WHAT TO PRODUCE:
Return all lines with the word "users" in them.

<<<<

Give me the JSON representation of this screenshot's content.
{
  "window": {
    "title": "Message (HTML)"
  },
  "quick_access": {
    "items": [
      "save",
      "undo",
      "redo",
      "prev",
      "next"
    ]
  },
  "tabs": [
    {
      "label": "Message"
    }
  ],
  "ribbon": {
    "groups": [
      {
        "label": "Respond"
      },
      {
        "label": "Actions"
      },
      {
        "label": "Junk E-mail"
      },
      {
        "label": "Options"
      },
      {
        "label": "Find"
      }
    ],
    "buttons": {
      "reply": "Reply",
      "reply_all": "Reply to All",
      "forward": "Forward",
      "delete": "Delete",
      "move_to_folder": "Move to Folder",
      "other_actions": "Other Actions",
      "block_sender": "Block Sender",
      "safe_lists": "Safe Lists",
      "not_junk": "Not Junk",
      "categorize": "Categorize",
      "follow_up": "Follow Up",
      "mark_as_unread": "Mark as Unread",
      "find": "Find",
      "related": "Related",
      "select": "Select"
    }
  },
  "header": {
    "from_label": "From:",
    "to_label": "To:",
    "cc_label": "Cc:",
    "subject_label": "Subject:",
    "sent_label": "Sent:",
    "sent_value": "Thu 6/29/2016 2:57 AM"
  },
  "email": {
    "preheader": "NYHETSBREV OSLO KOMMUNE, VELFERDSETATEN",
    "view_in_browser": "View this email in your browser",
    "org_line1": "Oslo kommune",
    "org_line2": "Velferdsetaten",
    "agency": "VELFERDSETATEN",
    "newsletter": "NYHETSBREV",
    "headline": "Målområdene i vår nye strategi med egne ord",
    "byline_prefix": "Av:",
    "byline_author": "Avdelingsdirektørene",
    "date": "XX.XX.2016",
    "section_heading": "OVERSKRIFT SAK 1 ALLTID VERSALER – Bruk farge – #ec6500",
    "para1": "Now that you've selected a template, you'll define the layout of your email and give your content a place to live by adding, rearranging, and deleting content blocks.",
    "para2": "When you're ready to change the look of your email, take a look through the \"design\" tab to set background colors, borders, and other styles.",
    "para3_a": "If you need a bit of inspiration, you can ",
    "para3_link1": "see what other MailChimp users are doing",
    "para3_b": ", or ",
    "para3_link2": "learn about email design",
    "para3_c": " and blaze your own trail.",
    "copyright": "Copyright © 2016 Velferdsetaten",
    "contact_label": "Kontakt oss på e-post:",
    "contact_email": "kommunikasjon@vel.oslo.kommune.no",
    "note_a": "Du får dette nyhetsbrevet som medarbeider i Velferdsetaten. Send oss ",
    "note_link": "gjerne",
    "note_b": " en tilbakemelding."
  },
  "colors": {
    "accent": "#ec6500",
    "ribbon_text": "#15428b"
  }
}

>>>>
<<<<

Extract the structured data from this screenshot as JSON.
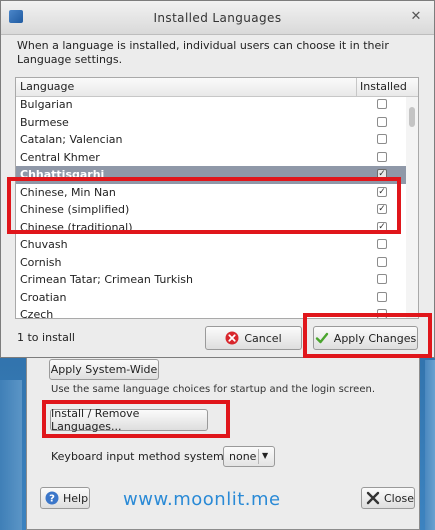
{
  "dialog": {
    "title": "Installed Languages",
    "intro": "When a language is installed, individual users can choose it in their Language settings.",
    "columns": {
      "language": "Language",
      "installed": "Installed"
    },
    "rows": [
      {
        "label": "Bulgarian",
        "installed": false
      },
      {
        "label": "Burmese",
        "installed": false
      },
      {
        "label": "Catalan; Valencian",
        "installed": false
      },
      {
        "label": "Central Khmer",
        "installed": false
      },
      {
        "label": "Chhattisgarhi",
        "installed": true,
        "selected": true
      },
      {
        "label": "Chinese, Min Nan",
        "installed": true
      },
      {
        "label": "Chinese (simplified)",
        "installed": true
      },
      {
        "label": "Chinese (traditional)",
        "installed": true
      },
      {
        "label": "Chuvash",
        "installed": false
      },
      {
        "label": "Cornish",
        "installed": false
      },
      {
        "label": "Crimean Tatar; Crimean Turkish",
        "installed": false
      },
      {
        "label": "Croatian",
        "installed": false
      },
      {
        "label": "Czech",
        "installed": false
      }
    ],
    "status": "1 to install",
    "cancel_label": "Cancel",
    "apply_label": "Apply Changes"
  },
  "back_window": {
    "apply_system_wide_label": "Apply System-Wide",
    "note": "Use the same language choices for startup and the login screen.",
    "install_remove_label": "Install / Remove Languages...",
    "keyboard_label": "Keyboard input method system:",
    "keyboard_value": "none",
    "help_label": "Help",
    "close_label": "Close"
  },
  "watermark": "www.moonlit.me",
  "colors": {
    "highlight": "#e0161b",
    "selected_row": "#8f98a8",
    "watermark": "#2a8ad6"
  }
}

>>>>
<<<<

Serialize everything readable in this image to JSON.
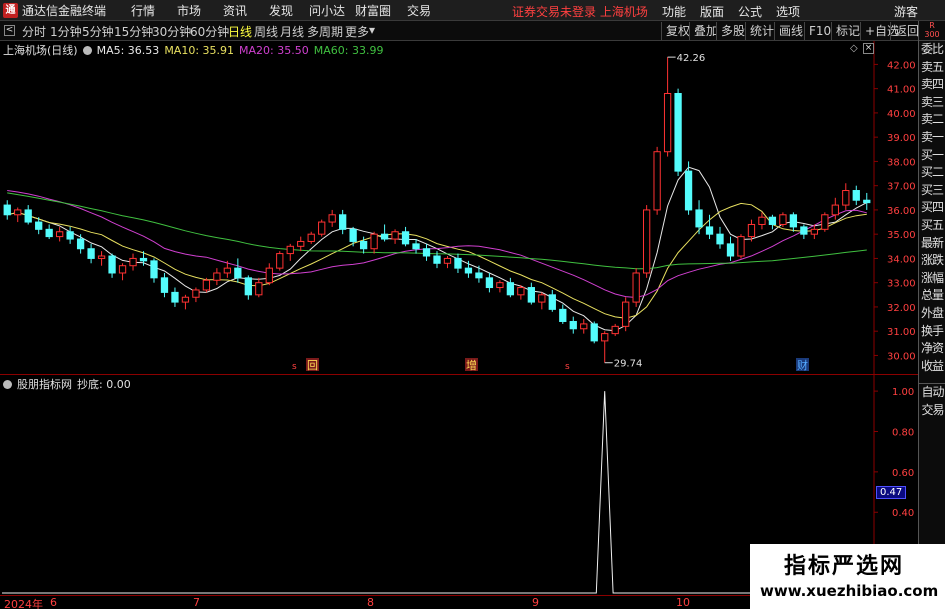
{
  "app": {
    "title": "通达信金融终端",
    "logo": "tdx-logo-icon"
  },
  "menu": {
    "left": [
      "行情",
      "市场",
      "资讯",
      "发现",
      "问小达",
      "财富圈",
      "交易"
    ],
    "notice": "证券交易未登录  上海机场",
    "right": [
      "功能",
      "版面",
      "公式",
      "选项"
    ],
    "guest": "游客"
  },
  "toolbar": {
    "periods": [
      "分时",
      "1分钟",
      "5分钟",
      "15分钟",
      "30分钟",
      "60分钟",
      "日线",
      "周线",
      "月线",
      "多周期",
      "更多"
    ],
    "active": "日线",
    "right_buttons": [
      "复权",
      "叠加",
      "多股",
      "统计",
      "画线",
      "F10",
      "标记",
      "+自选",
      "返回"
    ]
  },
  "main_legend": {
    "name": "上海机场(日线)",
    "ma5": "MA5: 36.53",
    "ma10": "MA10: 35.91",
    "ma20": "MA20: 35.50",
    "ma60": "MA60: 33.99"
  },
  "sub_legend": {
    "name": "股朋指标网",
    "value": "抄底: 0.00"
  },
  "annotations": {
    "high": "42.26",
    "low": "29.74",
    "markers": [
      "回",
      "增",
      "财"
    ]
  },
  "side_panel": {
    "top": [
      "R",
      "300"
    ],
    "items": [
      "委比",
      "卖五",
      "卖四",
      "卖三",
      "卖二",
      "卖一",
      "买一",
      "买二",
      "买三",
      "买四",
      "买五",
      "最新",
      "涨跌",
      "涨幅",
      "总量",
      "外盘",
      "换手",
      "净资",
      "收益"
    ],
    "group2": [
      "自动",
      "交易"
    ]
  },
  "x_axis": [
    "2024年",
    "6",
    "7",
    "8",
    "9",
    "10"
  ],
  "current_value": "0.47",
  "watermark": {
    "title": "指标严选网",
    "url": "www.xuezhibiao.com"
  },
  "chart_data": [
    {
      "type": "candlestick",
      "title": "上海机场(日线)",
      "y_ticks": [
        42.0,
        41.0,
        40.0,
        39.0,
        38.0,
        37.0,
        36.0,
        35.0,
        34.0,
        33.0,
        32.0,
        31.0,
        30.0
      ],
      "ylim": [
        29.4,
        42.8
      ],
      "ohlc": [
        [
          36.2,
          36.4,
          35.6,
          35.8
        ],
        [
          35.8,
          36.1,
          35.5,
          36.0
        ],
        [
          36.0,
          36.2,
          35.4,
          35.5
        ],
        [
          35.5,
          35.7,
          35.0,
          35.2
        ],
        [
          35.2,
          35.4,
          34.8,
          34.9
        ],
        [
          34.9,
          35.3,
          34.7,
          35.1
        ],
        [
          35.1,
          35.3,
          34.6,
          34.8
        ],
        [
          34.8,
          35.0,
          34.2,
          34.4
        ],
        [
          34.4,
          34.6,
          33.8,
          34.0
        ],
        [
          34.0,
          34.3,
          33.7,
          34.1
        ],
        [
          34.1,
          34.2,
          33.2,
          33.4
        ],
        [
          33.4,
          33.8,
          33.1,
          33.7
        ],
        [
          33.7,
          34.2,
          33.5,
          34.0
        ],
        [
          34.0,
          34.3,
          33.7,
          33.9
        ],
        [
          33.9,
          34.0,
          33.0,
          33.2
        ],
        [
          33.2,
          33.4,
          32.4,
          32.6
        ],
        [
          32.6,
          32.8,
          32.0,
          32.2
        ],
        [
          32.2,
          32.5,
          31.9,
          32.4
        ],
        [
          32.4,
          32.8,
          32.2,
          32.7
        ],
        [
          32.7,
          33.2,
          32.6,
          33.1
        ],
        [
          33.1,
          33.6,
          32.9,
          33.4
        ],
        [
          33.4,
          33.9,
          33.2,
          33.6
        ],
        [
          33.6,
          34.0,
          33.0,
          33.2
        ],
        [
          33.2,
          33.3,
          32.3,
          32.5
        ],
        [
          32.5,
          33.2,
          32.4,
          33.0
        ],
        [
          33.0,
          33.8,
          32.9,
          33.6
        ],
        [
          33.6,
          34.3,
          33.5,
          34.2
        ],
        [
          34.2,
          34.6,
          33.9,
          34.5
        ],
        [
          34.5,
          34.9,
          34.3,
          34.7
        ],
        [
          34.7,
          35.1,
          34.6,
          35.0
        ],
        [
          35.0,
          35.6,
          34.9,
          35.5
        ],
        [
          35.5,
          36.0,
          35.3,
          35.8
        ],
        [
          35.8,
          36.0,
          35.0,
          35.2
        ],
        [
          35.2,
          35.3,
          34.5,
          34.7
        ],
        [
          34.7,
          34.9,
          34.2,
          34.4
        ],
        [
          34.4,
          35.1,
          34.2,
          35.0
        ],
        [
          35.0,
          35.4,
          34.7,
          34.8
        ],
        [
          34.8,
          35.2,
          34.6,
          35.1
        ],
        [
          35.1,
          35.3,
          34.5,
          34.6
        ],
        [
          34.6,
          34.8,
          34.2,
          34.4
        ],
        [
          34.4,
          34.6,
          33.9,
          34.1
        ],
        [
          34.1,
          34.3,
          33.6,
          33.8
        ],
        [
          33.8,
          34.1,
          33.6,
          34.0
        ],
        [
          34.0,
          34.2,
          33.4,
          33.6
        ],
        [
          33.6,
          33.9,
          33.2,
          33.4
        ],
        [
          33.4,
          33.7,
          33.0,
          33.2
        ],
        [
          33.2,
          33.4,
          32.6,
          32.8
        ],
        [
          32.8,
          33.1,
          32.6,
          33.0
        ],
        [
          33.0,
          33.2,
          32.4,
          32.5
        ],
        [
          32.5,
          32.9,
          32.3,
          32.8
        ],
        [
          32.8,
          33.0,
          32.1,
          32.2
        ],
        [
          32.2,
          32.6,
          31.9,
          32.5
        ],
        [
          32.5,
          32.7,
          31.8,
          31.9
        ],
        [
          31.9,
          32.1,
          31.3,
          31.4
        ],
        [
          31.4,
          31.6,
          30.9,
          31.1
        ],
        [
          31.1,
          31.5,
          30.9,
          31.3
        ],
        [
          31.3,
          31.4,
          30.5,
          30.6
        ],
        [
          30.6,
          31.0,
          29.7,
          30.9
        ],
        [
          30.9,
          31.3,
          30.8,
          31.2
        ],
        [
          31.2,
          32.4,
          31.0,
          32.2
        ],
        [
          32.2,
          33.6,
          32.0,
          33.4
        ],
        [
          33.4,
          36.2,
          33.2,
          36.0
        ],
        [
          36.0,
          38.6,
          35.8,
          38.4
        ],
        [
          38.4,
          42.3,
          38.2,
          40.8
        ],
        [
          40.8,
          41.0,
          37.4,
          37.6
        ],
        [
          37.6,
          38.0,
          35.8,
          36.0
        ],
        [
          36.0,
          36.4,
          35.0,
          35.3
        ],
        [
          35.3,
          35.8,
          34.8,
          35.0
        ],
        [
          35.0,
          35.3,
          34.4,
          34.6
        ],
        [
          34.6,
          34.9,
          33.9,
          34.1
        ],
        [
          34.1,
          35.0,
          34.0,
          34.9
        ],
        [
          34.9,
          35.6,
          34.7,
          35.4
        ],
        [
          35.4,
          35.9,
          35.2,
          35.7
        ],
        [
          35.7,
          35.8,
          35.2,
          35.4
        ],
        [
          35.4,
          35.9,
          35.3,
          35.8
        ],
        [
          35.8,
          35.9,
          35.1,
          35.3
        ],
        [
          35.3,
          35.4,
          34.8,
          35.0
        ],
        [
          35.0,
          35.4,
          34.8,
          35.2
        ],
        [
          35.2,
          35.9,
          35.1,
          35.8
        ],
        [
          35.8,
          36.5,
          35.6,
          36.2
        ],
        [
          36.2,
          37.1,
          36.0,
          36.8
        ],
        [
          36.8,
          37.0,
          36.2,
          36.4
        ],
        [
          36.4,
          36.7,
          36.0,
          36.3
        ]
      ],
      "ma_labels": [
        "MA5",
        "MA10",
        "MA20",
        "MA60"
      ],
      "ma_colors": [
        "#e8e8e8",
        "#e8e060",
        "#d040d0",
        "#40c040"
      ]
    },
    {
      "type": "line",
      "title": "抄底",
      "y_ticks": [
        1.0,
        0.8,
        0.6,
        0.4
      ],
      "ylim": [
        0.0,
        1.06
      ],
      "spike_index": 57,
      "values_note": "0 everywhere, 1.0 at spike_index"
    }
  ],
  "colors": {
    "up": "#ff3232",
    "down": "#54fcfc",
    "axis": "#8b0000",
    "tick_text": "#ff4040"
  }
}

>>>>

REPLY TO THE EXERCISE:
    "para3_link1": "see what other MailChimp users are doing",
    "intro": "When a language is installed, individual users can choose it in their Language settings.",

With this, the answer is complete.